[Task details]
Find and copy each line of the records where the string "What" shows up.

A block of data:
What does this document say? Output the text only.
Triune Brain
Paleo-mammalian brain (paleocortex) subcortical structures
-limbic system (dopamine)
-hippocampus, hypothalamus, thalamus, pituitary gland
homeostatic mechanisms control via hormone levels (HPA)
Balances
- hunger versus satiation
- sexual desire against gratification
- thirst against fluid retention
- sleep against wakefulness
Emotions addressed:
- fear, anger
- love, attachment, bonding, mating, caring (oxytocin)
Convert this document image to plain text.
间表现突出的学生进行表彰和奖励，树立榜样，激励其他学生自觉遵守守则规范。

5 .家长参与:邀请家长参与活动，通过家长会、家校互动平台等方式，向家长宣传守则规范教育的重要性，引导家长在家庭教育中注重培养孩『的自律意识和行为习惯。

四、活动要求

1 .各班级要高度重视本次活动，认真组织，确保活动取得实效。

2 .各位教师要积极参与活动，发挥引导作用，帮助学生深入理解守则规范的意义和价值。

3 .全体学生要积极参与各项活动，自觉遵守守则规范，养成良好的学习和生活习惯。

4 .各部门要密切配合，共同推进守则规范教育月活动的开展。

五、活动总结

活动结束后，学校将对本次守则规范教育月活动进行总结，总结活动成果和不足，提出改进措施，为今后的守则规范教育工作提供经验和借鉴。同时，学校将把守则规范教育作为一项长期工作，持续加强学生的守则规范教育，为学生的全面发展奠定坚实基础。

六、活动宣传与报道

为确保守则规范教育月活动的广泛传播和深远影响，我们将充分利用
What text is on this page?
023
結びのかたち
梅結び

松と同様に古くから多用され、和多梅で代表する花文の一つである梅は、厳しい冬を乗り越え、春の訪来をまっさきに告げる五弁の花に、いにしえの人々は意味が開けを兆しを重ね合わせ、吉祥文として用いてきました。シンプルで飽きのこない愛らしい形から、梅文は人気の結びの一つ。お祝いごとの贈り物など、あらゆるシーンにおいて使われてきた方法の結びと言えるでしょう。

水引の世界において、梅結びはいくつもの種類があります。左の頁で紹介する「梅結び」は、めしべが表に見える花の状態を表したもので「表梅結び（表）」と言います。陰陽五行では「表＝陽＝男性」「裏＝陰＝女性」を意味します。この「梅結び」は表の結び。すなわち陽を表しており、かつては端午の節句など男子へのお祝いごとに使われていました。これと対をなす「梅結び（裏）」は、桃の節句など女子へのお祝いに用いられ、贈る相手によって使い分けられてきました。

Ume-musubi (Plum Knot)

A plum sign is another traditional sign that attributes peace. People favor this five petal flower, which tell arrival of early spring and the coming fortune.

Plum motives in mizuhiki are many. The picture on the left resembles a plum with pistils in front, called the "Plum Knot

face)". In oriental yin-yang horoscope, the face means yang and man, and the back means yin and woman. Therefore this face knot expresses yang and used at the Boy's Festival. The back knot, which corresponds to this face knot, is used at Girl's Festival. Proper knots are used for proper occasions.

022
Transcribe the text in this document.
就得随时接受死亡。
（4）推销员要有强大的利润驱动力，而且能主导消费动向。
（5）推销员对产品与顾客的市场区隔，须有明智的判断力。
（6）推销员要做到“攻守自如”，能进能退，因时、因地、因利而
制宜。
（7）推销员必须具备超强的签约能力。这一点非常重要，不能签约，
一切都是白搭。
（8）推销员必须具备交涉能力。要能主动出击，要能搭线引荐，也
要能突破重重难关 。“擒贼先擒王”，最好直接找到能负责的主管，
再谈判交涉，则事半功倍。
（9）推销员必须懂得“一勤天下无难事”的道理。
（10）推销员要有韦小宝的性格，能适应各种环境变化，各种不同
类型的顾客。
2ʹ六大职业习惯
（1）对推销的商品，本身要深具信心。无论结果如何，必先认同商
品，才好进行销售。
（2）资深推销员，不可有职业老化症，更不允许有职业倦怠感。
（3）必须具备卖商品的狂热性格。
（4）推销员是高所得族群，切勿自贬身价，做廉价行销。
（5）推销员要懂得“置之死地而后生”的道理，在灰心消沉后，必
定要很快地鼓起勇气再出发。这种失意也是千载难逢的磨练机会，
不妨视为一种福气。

[Complete response]
What does this document say? Output the text only.
What text is on this page?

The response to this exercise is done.